Information supplied -
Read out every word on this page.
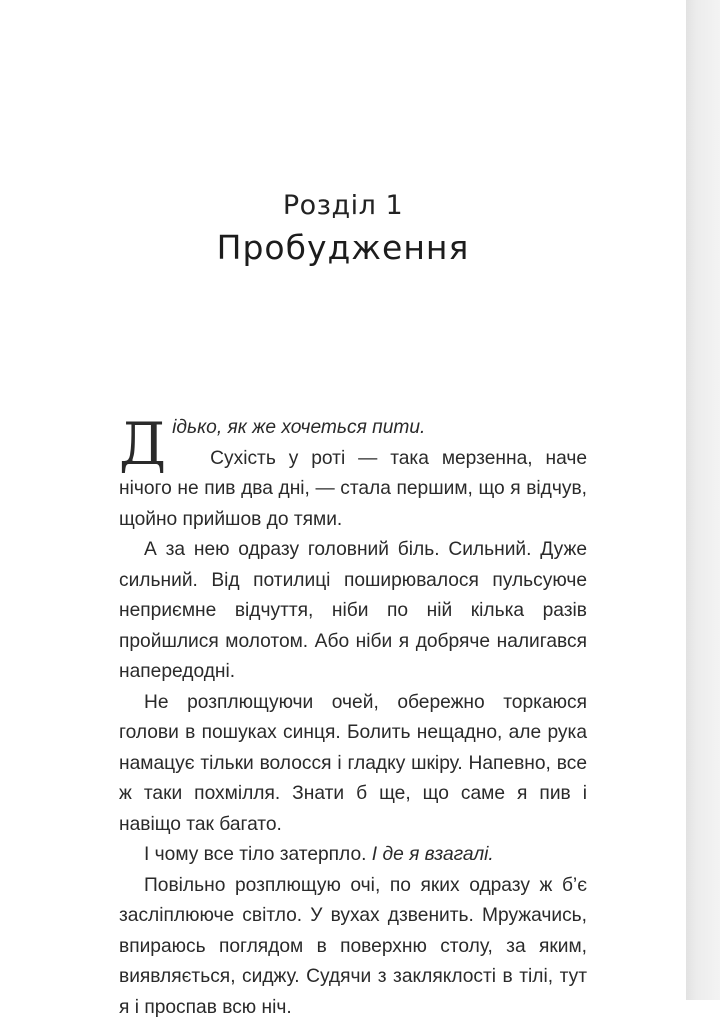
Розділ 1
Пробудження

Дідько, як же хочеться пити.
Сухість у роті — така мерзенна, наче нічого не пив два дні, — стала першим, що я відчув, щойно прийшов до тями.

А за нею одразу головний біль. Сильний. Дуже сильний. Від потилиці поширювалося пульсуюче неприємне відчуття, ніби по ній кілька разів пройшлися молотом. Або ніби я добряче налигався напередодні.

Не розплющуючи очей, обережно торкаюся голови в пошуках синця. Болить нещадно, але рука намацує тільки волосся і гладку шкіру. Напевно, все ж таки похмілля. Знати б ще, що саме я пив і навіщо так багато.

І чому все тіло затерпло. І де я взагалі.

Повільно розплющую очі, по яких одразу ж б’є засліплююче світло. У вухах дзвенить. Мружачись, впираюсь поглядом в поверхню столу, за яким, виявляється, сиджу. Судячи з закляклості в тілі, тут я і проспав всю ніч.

Problem to solve - Every record is to be reproduced exactly, with no pictures included.

Output -
Read out every word on this page.
Розділ 1
Пробудження

Дідько, як же хочеться пити.
Сухість у роті — така мерзенна, наче нічого не пив два дні, — стала першим, що я відчув, щойно прийшов до тями.

А за нею одразу головний біль. Сильний. Дуже сильний. Від потилиці поширювалося пульсуюче неприємне відчуття, ніби по ній кілька разів пройшлися молотом. Або ніби я добряче налигався напередодні.

Не розплющуючи очей, обережно торкаюся голови в пошуках синця. Болить нещадно, але рука намацує тільки волосся і гладку шкіру. Напевно, все ж таки похмілля. Знати б ще, що саме я пив і навіщо так багато.

І чому все тіло затерпло. І де я взагалі.

Повільно розплющую очі, по яких одразу ж б’є засліплююче світло. У вухах дзвенить. Мружачись, впираюсь поглядом в поверхню столу, за яким, виявляється, сиджу. Судячи з закляклості в тілі, тут я і проспав всю ніч.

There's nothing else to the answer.